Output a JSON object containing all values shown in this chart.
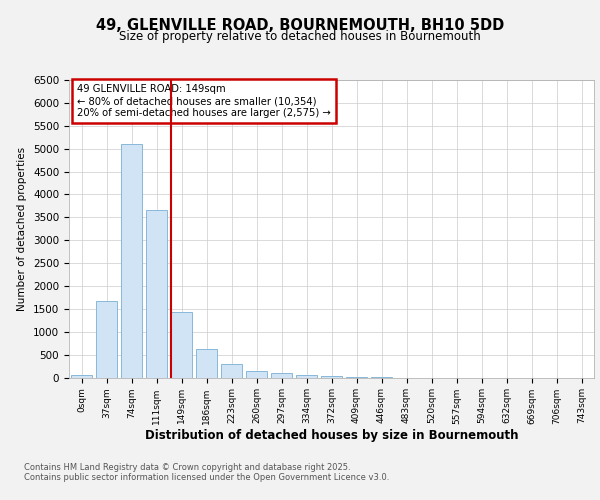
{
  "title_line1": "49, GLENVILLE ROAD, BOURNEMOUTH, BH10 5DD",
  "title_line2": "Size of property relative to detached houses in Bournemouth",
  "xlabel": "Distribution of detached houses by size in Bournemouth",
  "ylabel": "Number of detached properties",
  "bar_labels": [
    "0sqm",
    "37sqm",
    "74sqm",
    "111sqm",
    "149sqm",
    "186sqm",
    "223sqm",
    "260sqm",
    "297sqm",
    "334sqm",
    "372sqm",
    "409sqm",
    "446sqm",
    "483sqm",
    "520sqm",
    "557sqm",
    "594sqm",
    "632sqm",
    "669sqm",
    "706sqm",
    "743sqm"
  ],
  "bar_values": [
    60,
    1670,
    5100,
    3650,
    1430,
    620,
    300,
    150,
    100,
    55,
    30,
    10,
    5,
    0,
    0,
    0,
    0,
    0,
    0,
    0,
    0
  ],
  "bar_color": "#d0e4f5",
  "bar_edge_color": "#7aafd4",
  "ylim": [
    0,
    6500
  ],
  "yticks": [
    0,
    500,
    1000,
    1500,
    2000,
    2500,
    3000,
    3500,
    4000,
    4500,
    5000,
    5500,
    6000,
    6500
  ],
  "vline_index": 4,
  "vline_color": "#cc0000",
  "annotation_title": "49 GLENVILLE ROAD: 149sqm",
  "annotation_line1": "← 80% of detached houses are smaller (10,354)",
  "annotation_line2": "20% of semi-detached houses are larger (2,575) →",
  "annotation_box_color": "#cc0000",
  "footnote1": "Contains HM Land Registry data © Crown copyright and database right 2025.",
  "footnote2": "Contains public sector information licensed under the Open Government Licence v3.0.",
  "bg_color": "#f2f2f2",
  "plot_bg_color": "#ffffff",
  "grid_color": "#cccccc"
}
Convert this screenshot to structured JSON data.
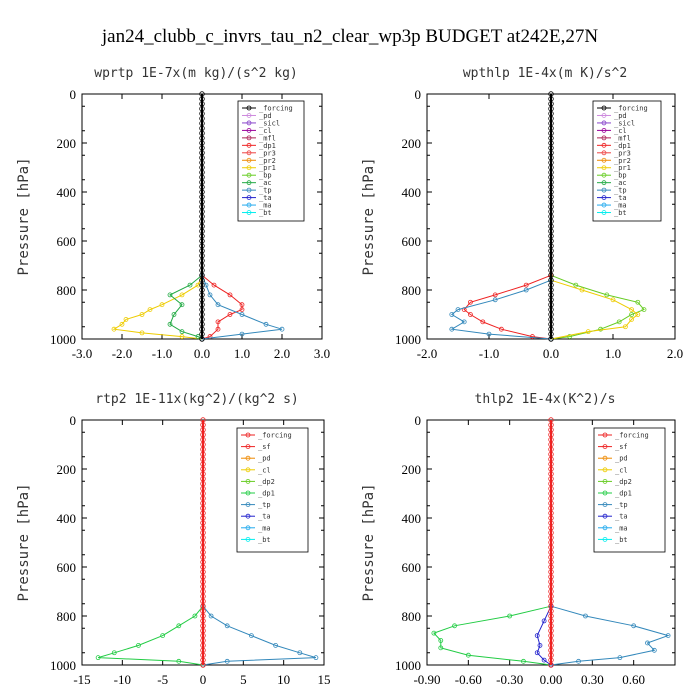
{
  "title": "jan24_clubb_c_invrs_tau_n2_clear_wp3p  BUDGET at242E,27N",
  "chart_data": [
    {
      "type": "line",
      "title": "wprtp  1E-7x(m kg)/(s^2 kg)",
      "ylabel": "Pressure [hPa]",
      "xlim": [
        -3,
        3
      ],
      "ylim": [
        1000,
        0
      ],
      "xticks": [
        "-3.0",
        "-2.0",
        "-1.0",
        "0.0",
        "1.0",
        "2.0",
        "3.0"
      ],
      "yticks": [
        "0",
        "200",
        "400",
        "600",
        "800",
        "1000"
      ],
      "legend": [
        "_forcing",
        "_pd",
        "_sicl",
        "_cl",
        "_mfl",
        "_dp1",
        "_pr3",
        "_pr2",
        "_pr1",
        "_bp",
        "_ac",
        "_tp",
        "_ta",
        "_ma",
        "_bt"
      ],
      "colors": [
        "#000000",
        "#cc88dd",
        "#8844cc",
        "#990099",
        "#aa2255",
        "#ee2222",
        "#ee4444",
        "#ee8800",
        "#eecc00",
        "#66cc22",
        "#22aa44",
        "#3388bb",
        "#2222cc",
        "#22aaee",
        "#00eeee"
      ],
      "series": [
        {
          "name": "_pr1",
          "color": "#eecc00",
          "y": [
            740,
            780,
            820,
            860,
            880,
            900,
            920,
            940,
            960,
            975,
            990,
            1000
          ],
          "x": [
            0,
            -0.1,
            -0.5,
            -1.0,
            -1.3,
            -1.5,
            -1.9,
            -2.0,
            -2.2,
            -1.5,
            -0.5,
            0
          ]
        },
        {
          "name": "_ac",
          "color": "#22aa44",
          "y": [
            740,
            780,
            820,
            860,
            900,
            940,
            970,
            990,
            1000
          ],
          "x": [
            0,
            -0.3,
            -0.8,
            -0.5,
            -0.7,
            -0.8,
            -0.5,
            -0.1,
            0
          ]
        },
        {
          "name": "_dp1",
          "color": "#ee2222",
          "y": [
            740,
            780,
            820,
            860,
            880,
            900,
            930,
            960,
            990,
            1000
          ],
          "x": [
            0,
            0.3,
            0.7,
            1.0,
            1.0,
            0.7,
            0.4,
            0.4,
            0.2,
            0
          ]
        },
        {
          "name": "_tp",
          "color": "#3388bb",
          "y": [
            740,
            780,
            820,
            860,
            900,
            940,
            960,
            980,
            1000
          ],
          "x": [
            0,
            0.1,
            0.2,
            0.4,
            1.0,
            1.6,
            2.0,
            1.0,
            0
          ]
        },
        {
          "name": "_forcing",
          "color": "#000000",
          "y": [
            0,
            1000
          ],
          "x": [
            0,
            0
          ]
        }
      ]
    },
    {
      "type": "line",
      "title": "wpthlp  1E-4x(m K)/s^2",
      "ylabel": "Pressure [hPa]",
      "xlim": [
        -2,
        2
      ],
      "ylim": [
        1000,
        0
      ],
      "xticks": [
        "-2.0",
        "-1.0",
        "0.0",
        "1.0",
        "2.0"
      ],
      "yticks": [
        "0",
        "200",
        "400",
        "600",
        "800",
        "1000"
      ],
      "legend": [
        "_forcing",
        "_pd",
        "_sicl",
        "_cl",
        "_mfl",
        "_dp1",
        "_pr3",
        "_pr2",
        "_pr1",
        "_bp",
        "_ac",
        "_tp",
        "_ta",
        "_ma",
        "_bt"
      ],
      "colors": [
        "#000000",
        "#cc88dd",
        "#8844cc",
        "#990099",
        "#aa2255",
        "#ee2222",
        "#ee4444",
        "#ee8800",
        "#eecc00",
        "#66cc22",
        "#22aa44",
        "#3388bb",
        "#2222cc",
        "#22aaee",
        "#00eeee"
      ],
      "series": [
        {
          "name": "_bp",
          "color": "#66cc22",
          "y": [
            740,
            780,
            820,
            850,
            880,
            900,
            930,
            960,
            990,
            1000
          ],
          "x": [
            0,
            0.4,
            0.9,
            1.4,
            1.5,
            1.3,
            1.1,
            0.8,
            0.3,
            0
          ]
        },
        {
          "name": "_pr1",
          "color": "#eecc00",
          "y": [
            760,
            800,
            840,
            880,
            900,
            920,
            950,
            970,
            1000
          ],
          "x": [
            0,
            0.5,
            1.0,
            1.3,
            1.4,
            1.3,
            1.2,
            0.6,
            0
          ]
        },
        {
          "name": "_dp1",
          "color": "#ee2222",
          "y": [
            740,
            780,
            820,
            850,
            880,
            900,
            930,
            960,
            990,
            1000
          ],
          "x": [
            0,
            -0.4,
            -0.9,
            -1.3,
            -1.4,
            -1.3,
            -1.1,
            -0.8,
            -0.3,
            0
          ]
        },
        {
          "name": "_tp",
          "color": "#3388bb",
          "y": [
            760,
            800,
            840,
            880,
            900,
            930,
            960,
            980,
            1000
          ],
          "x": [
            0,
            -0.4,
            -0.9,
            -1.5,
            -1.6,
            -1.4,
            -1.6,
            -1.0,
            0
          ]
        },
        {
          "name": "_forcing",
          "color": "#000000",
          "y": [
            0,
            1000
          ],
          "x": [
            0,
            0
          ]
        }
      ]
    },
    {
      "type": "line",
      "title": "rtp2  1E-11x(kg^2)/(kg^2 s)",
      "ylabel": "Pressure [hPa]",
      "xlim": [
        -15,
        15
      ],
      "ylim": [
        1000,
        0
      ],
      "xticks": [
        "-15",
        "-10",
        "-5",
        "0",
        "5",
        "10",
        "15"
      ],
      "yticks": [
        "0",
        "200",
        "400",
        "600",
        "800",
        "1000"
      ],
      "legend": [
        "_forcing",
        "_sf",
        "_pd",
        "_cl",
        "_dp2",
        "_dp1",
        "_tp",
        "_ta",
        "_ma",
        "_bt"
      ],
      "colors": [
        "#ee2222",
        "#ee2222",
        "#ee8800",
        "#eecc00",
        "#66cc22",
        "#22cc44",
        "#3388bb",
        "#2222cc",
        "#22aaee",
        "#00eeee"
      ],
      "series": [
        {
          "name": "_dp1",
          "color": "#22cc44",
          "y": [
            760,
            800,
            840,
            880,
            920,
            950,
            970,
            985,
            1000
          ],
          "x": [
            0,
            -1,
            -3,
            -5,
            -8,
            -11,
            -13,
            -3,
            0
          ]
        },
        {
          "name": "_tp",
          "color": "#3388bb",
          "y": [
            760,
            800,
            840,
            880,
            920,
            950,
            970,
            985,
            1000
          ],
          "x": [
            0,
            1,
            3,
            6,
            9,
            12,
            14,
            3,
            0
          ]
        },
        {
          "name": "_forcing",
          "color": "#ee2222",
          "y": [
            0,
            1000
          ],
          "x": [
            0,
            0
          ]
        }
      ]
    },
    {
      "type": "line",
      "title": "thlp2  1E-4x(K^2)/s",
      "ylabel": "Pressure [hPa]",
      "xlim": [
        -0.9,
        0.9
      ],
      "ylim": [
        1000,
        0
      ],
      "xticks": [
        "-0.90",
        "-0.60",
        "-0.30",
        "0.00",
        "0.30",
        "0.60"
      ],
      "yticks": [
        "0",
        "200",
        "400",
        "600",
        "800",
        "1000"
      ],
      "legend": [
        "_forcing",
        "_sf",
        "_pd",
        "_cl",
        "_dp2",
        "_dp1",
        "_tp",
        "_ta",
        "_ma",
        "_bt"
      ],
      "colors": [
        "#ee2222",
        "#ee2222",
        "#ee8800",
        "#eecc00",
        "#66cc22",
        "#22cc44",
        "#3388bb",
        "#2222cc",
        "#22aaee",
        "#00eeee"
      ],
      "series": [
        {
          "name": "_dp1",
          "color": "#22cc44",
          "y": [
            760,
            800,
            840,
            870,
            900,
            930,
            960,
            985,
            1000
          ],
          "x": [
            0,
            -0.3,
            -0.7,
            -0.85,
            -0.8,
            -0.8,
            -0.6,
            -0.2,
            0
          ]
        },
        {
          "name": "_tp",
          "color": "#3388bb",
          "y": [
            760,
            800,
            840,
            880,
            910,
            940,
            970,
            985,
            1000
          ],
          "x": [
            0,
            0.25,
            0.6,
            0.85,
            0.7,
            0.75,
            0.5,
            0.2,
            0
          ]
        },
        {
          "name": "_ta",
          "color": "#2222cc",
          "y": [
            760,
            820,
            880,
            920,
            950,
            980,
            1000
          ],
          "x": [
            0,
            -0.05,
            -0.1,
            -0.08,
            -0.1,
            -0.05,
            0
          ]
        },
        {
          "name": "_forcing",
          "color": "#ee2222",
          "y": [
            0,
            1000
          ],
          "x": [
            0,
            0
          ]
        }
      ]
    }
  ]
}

Exercise directions:
Looking at the entries above, state how many lines contain "GLENVILLE"; give the number alone.

Solution to this problem:
2